- Directions for this task -
Search the material for the word "freq" and copy each line that holds it.

- Data records -
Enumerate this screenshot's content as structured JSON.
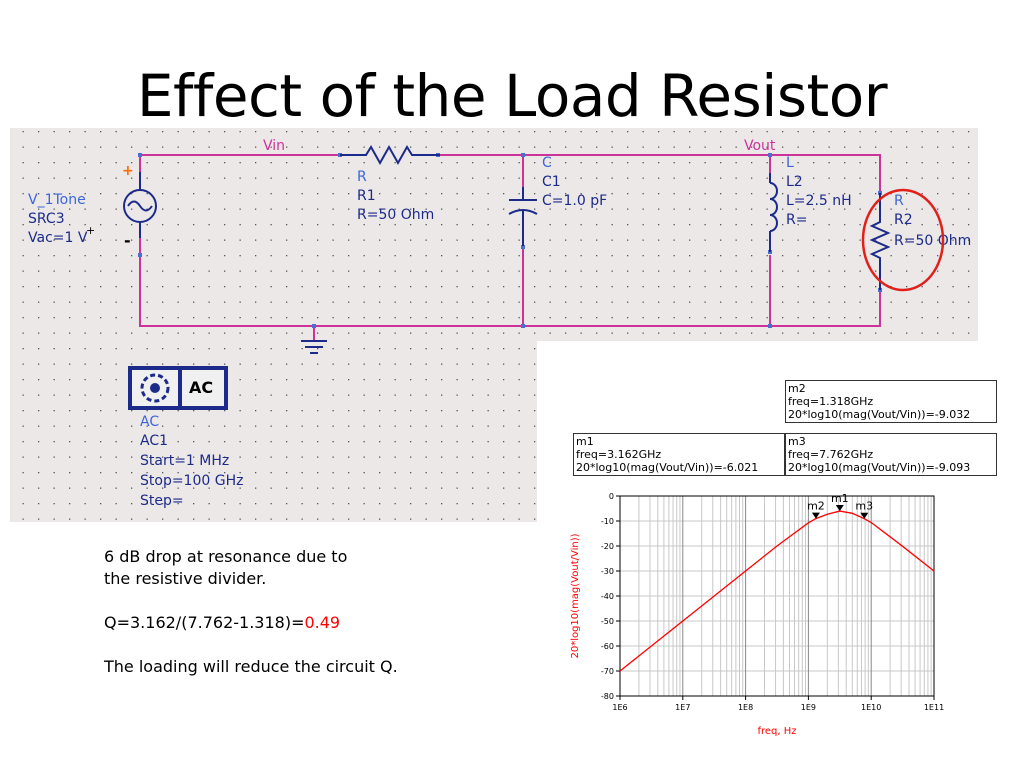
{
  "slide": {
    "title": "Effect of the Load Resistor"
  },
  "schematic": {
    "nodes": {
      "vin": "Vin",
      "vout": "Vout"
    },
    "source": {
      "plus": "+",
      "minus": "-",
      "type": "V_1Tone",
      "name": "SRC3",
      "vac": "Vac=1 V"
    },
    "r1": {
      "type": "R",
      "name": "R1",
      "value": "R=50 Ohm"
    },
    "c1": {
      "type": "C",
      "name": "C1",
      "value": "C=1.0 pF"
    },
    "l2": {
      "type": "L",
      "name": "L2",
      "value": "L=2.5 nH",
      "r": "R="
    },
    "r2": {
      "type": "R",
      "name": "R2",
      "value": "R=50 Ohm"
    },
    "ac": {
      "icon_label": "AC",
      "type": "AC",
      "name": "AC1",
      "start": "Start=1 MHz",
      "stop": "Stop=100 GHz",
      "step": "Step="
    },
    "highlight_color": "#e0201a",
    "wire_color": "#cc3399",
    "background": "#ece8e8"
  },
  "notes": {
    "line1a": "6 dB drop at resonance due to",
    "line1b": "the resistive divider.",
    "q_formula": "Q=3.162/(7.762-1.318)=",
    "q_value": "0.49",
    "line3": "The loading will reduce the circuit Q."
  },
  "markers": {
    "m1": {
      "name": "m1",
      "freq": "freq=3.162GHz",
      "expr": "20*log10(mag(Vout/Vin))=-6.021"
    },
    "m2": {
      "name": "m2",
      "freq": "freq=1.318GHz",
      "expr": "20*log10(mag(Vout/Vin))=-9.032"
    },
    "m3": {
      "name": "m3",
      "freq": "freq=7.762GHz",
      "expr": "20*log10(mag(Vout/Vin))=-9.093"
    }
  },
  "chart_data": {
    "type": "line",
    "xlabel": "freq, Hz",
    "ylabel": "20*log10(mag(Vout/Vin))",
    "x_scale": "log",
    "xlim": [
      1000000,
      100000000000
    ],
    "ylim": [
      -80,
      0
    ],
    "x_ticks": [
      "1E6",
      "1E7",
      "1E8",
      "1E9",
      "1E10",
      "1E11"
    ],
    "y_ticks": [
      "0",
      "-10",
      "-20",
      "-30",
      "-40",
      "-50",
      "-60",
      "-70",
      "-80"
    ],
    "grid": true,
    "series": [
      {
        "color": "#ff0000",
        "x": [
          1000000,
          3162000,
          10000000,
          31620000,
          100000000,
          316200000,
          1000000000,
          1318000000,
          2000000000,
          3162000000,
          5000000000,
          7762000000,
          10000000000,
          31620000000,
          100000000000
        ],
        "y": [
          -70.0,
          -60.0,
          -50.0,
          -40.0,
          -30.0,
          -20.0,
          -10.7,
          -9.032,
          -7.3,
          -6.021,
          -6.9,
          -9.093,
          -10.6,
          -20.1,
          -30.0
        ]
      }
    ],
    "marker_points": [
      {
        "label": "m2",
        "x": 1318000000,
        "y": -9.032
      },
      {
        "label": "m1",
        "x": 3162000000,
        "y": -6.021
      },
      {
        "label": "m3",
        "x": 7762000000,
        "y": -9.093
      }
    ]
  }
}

- Written solution -
      "freq": "freq=3.162GHz",
      "freq": "freq=1.318GHz",
      "freq": "freq=7.762GHz",
    "xlabel": "freq, Hz",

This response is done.